### Extract provided
★ ★ ★

Having exacted this pledge of allegiance to physicalism, Manzotti asserts further that consciousness must be located in one of three places: in neural activity, in the object perceived, or in the physical processes connecting the two. Neural activity is out because, while an apple is red, rounded, cool, and so on, the corresponding neural activity has none of these qualities. We are conscious not of neural activity but of the apple. The second option, the process linking object to organism, would include not only neural activity but also rays of light and retinal activity and all the physical phenomena undergirding these. But this option fails for the same reason: the human being sees the apple and not the physical processes linking apple to neural activity. And so the process of elimination compels Manzotti toward the utterly strange conclusion that consciousness of the apple must be “in” the apple.

★ ★ ★

### Records for the exercise
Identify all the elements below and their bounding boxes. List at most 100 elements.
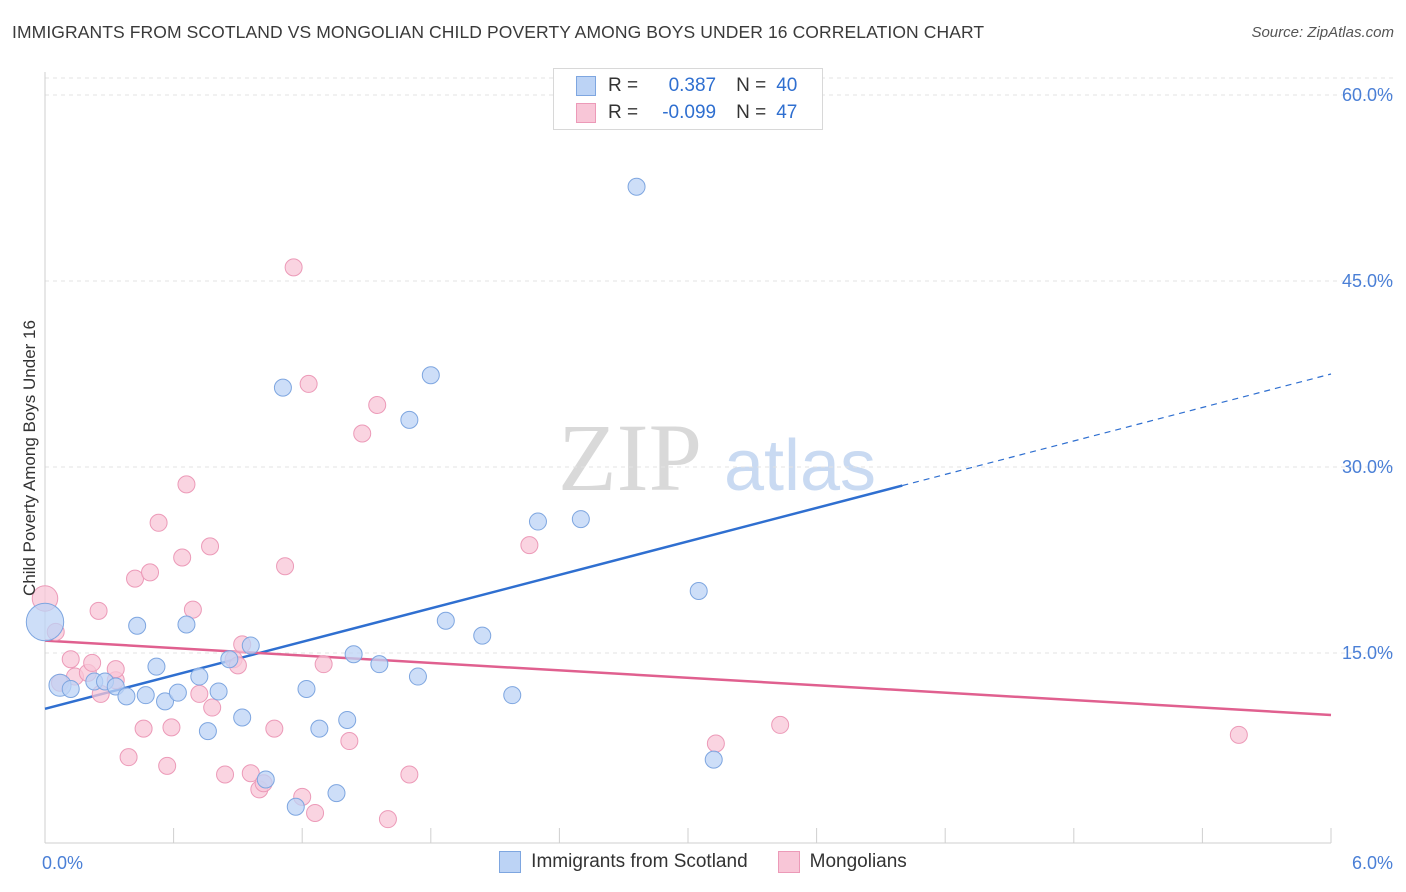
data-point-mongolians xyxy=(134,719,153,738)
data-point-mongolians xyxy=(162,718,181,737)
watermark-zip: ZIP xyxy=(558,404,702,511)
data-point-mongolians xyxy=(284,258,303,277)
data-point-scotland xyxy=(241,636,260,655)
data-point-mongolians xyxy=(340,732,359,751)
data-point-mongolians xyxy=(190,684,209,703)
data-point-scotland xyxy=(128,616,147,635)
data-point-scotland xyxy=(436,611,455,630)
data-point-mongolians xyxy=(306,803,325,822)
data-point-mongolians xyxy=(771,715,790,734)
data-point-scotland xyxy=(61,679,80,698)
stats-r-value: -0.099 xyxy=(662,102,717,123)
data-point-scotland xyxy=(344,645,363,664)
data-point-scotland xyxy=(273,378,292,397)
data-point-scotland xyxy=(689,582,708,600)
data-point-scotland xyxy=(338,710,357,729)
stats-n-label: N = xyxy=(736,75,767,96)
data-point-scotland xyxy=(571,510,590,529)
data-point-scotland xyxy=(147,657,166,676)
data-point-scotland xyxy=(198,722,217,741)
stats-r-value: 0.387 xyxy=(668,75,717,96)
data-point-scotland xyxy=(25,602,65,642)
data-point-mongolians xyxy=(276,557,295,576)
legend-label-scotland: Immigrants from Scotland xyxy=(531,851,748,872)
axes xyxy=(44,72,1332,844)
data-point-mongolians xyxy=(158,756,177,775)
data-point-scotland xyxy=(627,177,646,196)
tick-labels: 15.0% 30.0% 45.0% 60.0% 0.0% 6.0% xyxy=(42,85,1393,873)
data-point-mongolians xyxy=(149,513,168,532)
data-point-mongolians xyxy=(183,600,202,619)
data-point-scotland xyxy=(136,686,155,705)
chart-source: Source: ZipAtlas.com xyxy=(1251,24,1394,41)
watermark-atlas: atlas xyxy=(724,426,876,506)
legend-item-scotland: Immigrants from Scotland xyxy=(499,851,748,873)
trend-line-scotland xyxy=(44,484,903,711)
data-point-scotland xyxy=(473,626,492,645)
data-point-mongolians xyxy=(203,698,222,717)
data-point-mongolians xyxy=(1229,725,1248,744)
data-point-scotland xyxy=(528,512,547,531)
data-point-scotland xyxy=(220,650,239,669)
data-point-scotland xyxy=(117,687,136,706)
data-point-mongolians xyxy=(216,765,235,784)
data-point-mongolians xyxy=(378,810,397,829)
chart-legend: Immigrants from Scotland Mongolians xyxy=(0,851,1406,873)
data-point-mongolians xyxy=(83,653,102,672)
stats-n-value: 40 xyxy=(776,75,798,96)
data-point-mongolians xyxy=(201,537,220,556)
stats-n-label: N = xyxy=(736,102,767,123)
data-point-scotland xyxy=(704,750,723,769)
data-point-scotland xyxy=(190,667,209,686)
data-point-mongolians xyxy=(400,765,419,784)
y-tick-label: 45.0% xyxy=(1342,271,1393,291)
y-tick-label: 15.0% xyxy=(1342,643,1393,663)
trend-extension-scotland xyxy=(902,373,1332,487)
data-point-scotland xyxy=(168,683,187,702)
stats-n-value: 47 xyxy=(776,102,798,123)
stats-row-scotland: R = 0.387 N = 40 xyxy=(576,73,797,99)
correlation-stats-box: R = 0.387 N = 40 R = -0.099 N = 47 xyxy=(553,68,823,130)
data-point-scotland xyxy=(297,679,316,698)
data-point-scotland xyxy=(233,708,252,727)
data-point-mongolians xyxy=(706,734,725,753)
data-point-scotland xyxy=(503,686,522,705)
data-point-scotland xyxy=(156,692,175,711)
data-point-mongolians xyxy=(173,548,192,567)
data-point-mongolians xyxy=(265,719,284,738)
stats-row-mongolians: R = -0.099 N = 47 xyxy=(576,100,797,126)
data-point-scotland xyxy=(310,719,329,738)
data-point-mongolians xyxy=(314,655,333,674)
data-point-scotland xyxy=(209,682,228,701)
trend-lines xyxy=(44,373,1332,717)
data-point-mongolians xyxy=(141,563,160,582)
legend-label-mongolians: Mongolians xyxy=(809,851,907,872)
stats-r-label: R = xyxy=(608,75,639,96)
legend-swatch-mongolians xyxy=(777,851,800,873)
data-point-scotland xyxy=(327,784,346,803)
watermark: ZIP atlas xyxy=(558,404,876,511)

★ ★ ★

### Required work
A - Answer these from the passage on Manzotti:
(i) What three places does Manzotti say consciousness must be located in?
(ii) Which qualities of the apple does the passage name that the matching neural activity lacks?
(iii) What conclusion does the process of elimination push Manzotti toward?
B - Revise the stretch of the listing from the line containing "data-point-mongolians xyxy=(134,719,153,738)" through the line containing "data-point-scotland xyxy=(128,616,147,635)", replacing "scotland" with "scottish" and leaving everything else unchanged. Return only those lines.

### Set of answers
A -
(i) In neural activity, in the object perceived, or in the physical processes connecting the two.
(ii) Red, rounded, and cool.
(iii) That consciousness of the apple must be "in" the apple.

B -
data-point-mongolians xyxy=(134,719,153,738)
data-point-mongolians xyxy=(162,718,181,737)
watermark-zip: ZIP xyxy=(558,404,702,511)
data-point-mongolians xyxy=(284,258,303,277)
data-point-scottish xyxy=(241,636,260,655)
data-point-mongolians xyxy=(340,732,359,751)
data-point-mongolians xyxy=(190,684,209,703)
data-point-scottish xyxy=(128,616,147,635)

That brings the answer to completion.